§ **Problem requirements**
Using the records below, locate all lines containing "this" and return them.
▼
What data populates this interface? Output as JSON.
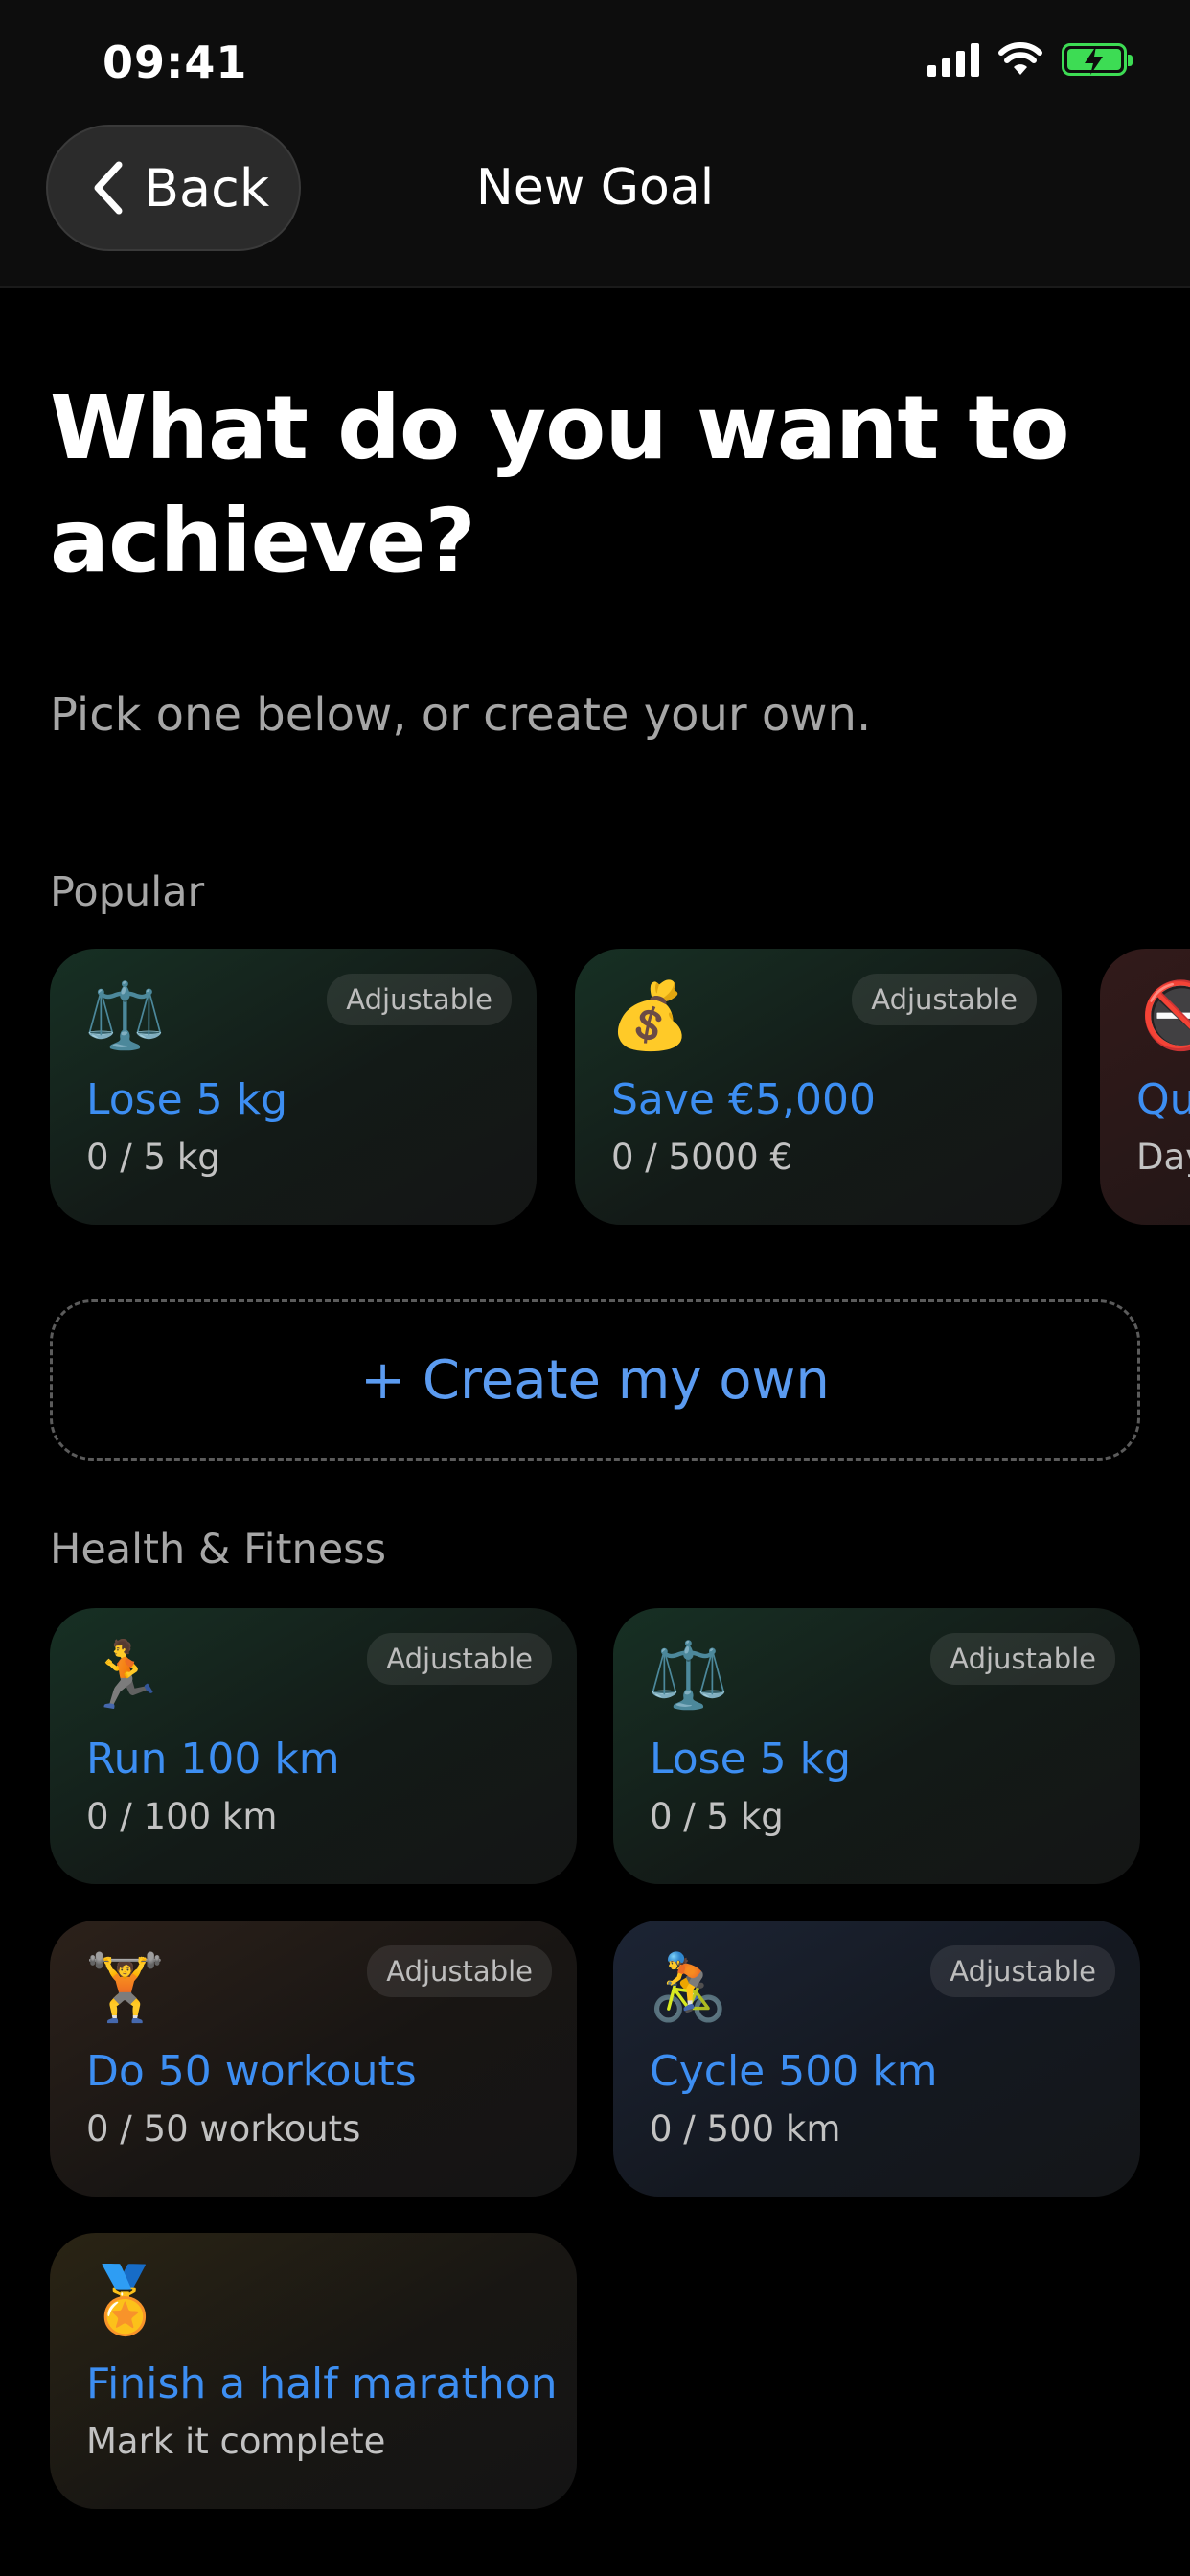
{
  "status_bar": {
    "time": "09:41",
    "icons": [
      "signal-icon",
      "wifi-icon",
      "battery-charging-icon"
    ],
    "battery_color": "#3ddc54"
  },
  "nav": {
    "back_label": "Back",
    "title": "New Goal"
  },
  "headline": "What do you want to achieve?",
  "subtitle": "Pick one below, or create your own.",
  "popular": {
    "label": "Popular",
    "cards": [
      {
        "emoji": "⚖️",
        "icon": "scale-icon",
        "badge": "Adjustable",
        "title": "Lose 5 kg",
        "progress": "0 / 5 kg"
      },
      {
        "emoji": "💰",
        "icon": "money-bag-icon",
        "badge": "Adjustable",
        "title": "Save €5,000",
        "progress": "0 / 5000 €"
      },
      {
        "emoji": "🚭",
        "icon": "no-smoking-icon",
        "badge": "",
        "title": "Qu",
        "progress": "Day"
      }
    ]
  },
  "create_own_label": "+ Create my own",
  "health": {
    "label": "Health & Fitness",
    "cards": [
      {
        "emoji": "🏃",
        "icon": "runner-icon",
        "badge": "Adjustable",
        "title": "Run 100 km",
        "progress": "0 / 100 km"
      },
      {
        "emoji": "⚖️",
        "icon": "scale-icon",
        "badge": "Adjustable",
        "title": "Lose 5 kg",
        "progress": "0 / 5 kg"
      },
      {
        "emoji": "🏋️",
        "icon": "weightlifter-icon",
        "badge": "Adjustable",
        "title": "Do 50 workouts",
        "progress": "0 / 50 workouts"
      },
      {
        "emoji": "🚴",
        "icon": "cyclist-icon",
        "badge": "Adjustable",
        "title": "Cycle 500 km",
        "progress": "0 / 500 km"
      },
      {
        "emoji": "🏅",
        "icon": "medal-icon",
        "badge": "",
        "title": "Finish a half marathon",
        "progress": "Mark it complete"
      }
    ]
  },
  "colors": {
    "accent": "#3d8ef2",
    "background": "#000000",
    "secondary_text": "#a6a6a6"
  }
}
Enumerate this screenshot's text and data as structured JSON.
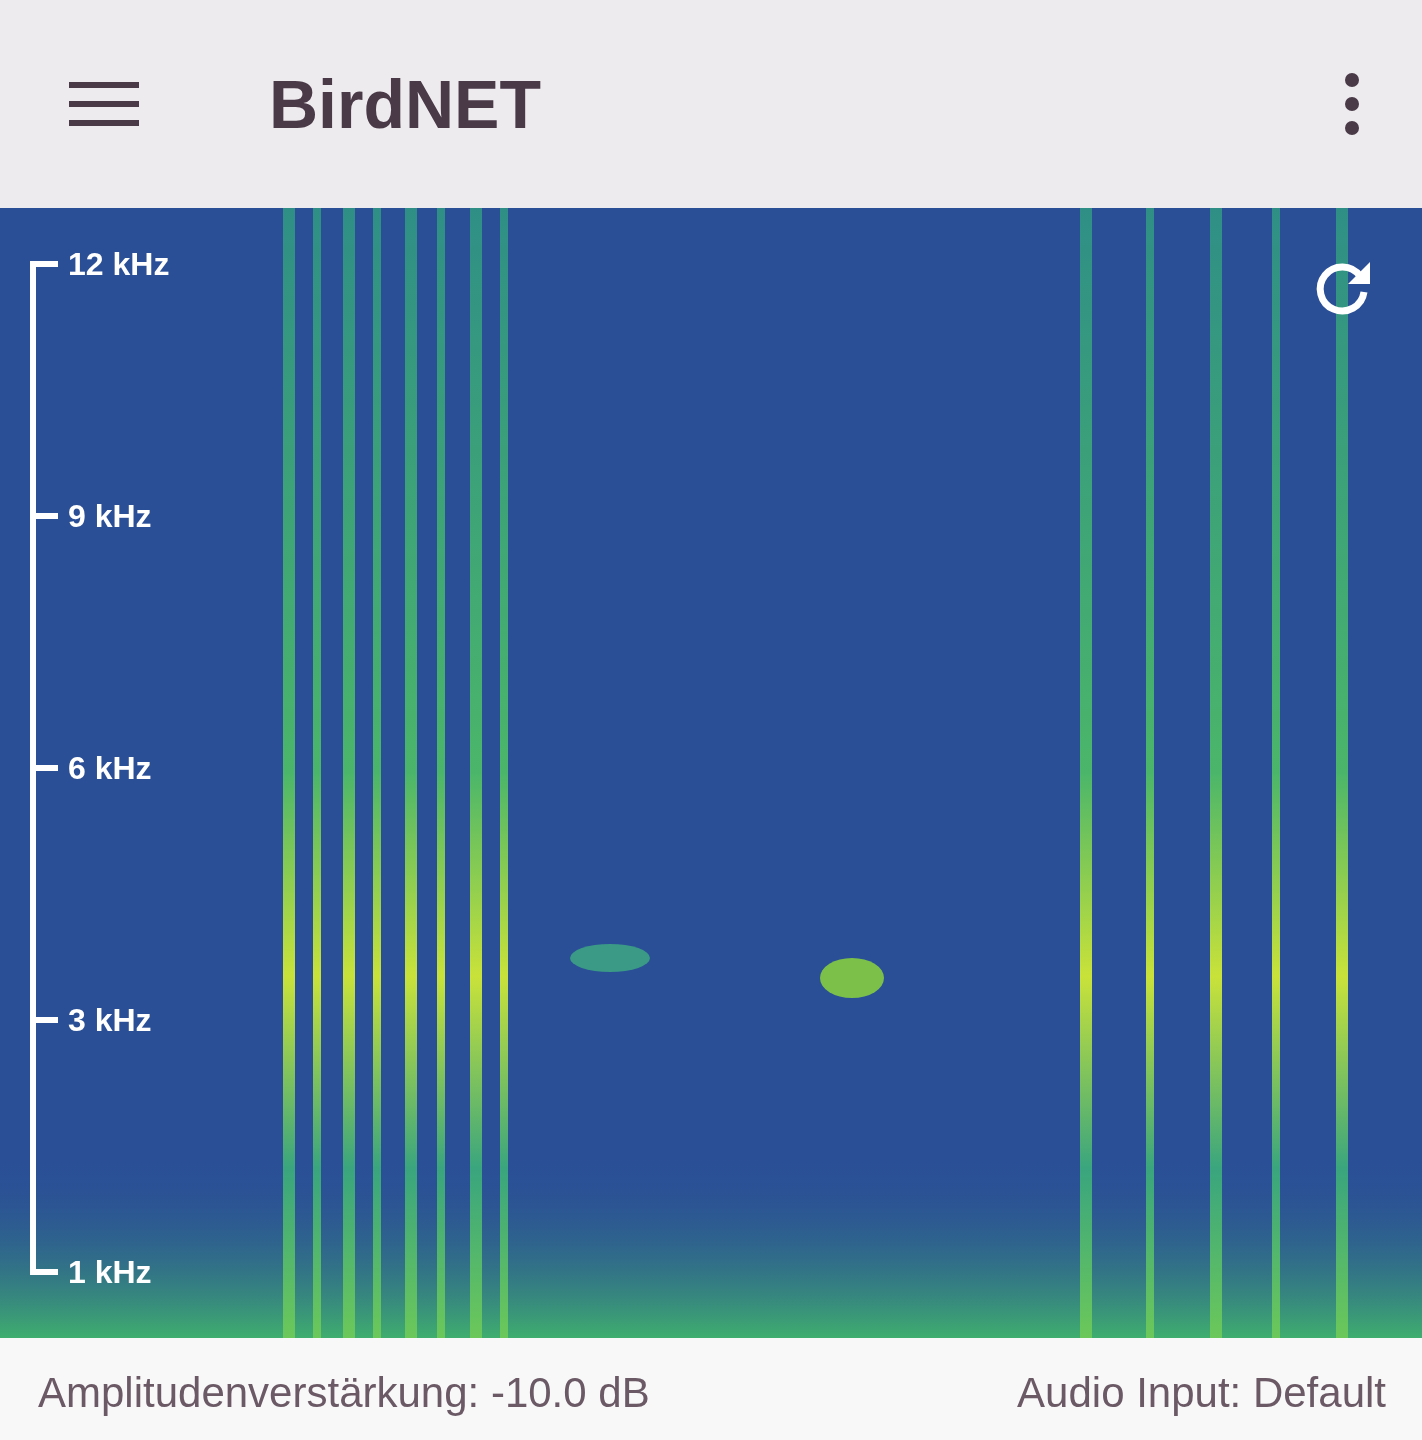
{
  "app_bar": {
    "title": "BirdNET"
  },
  "spectrogram": {
    "kind": "picture",
    "frequency_scale": [
      "12 kHz",
      "9 kHz",
      "6 kHz",
      "3 kHz",
      "1 kHz"
    ]
  },
  "status_bar": {
    "gain": "Amplitudenverstärkung: -10.0 dB",
    "audio_input": "Audio Input: Default"
  }
}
▲
§ **Task output**
What data populates this interface? Output as JSON.
Enumerate this screenshot's text and data as structured JSON.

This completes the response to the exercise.